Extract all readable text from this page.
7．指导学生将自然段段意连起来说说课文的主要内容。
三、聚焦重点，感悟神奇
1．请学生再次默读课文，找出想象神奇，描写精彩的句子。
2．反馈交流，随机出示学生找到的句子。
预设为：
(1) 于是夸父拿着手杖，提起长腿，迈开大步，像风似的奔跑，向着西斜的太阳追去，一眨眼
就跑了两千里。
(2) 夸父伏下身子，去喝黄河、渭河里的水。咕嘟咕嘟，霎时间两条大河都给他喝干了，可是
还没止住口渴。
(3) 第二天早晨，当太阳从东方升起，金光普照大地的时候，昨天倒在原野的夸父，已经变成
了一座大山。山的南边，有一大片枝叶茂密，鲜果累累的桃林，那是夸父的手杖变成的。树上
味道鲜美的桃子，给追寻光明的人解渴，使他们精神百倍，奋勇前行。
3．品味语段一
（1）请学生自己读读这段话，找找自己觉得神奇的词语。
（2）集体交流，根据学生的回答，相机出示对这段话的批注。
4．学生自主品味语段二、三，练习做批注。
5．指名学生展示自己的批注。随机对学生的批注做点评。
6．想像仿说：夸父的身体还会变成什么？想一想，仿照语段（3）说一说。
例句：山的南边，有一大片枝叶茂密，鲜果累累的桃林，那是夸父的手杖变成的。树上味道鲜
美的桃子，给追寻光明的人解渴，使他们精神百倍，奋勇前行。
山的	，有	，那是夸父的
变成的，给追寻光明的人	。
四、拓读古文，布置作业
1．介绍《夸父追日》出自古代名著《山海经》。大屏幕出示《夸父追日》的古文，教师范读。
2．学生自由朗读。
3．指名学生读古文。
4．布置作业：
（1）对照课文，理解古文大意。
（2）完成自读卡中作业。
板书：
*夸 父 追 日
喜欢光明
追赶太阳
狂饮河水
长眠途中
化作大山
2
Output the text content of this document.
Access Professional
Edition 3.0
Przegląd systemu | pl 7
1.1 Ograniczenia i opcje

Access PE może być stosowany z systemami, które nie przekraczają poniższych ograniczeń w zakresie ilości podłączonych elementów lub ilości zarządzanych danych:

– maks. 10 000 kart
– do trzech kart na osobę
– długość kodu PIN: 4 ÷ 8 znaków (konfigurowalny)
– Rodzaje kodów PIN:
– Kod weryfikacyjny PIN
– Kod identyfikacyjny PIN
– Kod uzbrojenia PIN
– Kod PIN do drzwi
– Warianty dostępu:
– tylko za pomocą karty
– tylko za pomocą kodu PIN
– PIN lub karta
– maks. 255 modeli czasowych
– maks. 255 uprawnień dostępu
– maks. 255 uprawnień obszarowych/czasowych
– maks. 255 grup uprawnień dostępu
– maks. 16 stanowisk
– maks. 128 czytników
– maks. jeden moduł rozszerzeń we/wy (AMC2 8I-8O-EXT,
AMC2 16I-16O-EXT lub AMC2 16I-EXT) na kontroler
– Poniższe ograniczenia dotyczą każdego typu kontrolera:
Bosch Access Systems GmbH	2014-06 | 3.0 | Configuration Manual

WHAT YOU HAVE TO DO: All of the material must be reproduced exactly.

OUTPUT OF THE TASK:
Extract all readable text from this page.
7．指导学生将自然段段意连起来说说课文的主要内容。
三、聚焦重点，感悟神奇
1．请学生再次默读课文，找出想象神奇，描写精彩的句子。
2．反馈交流，随机出示学生找到的句子。
预设为：
(1) 于是夸父拿着手杖，提起长腿，迈开大步，像风似的奔跑，向着西斜的太阳追去，一眨眼
就跑了两千里。
(2) 夸父伏下身子，去喝黄河、渭河里的水。咕嘟咕嘟，霎时间两条大河都给他喝干了，可是
还没止住口渴。
(3) 第二天早晨，当太阳从东方升起，金光普照大地的时候，昨天倒在原野的夸父，已经变成
了一座大山。山的南边，有一大片枝叶茂密，鲜果累累的桃林，那是夸父的手杖变成的。树上
味道鲜美的桃子，给追寻光明的人解渴，使他们精神百倍，奋勇前行。
3．品味语段一
（1）请学生自己读读这段话，找找自己觉得神奇的词语。
（2）集体交流，根据学生的回答，相机出示对这段话的批注。
4．学生自主品味语段二、三，练习做批注。
5．指名学生展示自己的批注。随机对学生的批注做点评。
6．想像仿说：夸父的身体还会变成什么？想一想，仿照语段（3）说一说。
例句：山的南边，有一大片枝叶茂密，鲜果累累的桃林，那是夸父的手杖变成的。树上味道鲜
美的桃子，给追寻光明的人解渴，使他们精神百倍，奋勇前行。
山的	，有	，那是夸父的
变成的，给追寻光明的人	。
四、拓读古文，布置作业
1．介绍《夸父追日》出自古代名著《山海经》。大屏幕出示《夸父追日》的古文，教师范读。
2．学生自由朗读。
3．指名学生读古文。
4．布置作业：
（1）对照课文，理解古文大意。
（2）完成自读卡中作业。
板书：
*夸 父 追 日
喜欢光明
追赶太阳
狂饮河水
长眠途中
化作大山
2
Output the text content of this document.
Access Professional
Edition 3.0
Przegląd systemu | pl 7
1.1 Ograniczenia i opcje

Access PE może być stosowany z systemami, które nie przekraczają poniższych ograniczeń w zakresie ilości podłączonych elementów lub ilości zarządzanych danych:

– maks. 10 000 kart
– do trzech kart na osobę
– długość kodu PIN: 4 ÷ 8 znaków (konfigurowalny)
– Rodzaje kodów PIN:
– Kod weryfikacyjny PIN
– Kod identyfikacyjny PIN
– Kod uzbrojenia PIN
– Kod PIN do drzwi
– Warianty dostępu:
– tylko za pomocą karty
– tylko za pomocą kodu PIN
– PIN lub karta
– maks. 255 modeli czasowych
– maks. 255 uprawnień dostępu
– maks. 255 uprawnień obszarowych/czasowych
– maks. 255 grup uprawnień dostępu
– maks. 16 stanowisk
– maks. 128 czytników
– maks. jeden moduł rozszerzeń we/wy (AMC2 8I-8O-EXT,
AMC2 16I-16O-EXT lub AMC2 16I-EXT) na kontroler
– Poniższe ograniczenia dotyczą każdego typu kontrolera:
Bosch Access Systems GmbH	2014-06 | 3.0 | Configuration Manual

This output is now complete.